Pull out each line of the data that includes the word "Mondays".

--

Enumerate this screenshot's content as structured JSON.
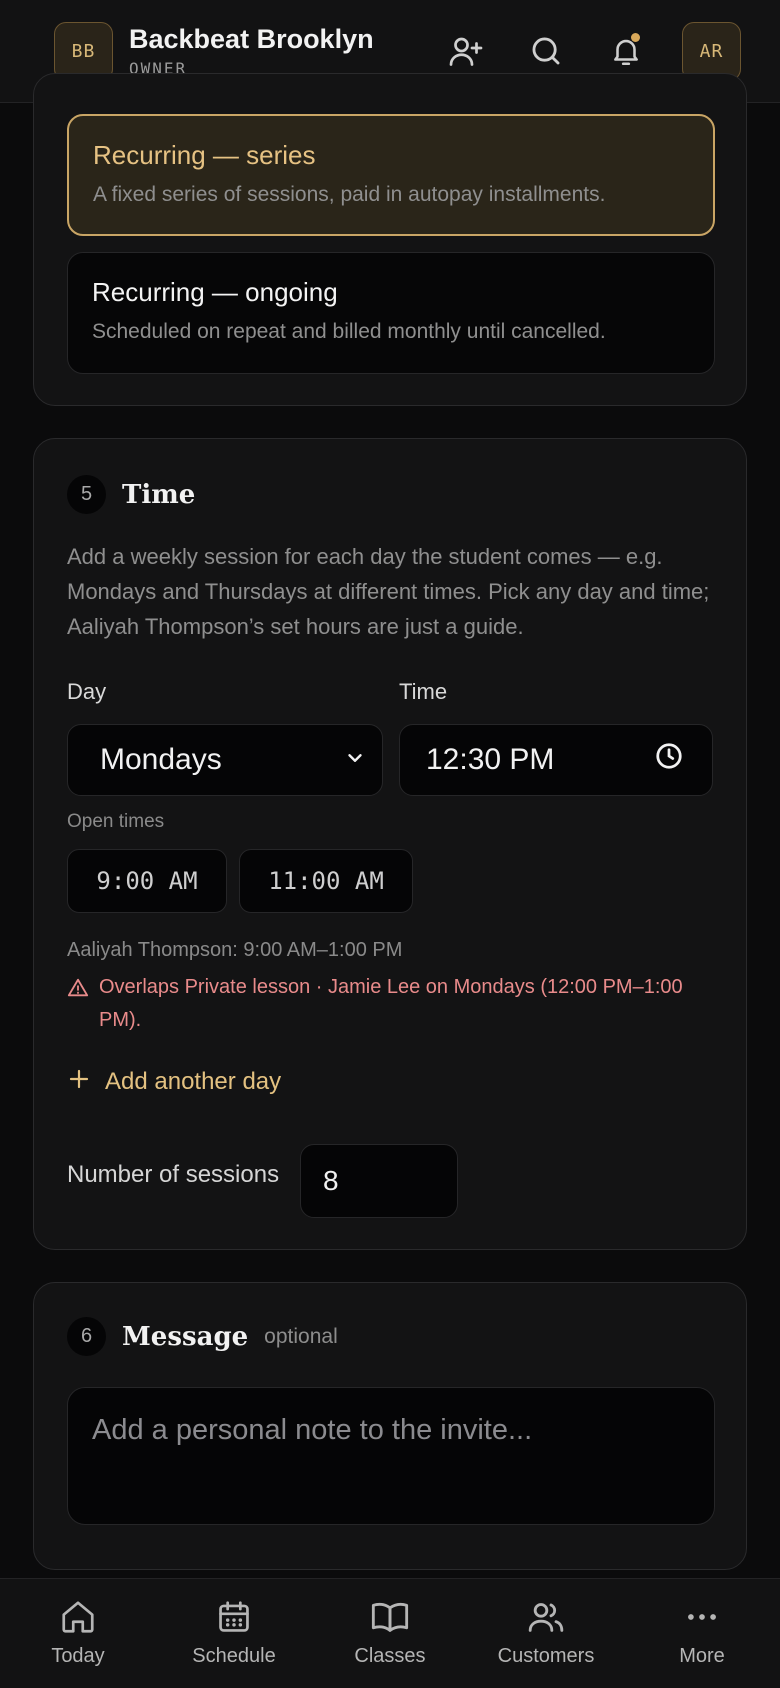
{
  "header": {
    "badge": "BB",
    "brand_name": "Backbeat Brooklyn",
    "role": "OWNER",
    "avatar": "AR",
    "icons": [
      "add-user-icon",
      "search-icon",
      "bell-icon"
    ]
  },
  "booking_type": {
    "options": [
      {
        "title": "Recurring — series",
        "description": "A fixed series of sessions, paid in autopay installments.",
        "selected": true
      },
      {
        "title": "Recurring — ongoing",
        "description": "Scheduled on repeat and billed monthly until cancelled.",
        "selected": false
      }
    ]
  },
  "time_section": {
    "number": "5",
    "title": "Time",
    "help": "Add a weekly session for each day the student comes — e.g. Mondays and Thursdays at different times. Pick any day and time; Aaliyah Thompson’s set hours are just a guide.",
    "day_label": "Day",
    "day_value": "Mondays",
    "time_label": "Time",
    "time_value": "12:30 PM",
    "open_times_label": "Open times",
    "open_times": [
      "9:00 AM",
      "11:00 AM"
    ],
    "instructor_hours": "Aaliyah Thompson: 9:00 AM–1:00 PM",
    "warning": "Overlaps Private lesson · Jamie Lee on Mondays (12:00 PM–1:00 PM).",
    "add_day_label": "Add another day",
    "sessions_label": "Number of sessions",
    "sessions_value": "8"
  },
  "message_section": {
    "number": "6",
    "title": "Message",
    "optional_label": "optional",
    "placeholder": "Add a personal note to the invite..."
  },
  "bottom_nav": {
    "items": [
      {
        "label": "Today",
        "icon": "home-icon"
      },
      {
        "label": "Schedule",
        "icon": "calendar-icon"
      },
      {
        "label": "Classes",
        "icon": "book-icon"
      },
      {
        "label": "Customers",
        "icon": "users-icon"
      },
      {
        "label": "More",
        "icon": "more-icon"
      }
    ]
  },
  "colors": {
    "accent": "#e3c181",
    "warning": "#e98b8b",
    "background": "#0b0b0c"
  }
}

--

→ **RESPONSE BELOW**:
    "help": "Add a weekly session for each day the student comes — e.g. Mondays and Thursdays at different times. Pick any day and time; Aaliyah Thompson’s set hours are just a guide.",
    "day_value": "Mondays",
    "warning": "Overlaps Private lesson · Jamie Lee on Mondays (12:00 PM–1:00 PM).",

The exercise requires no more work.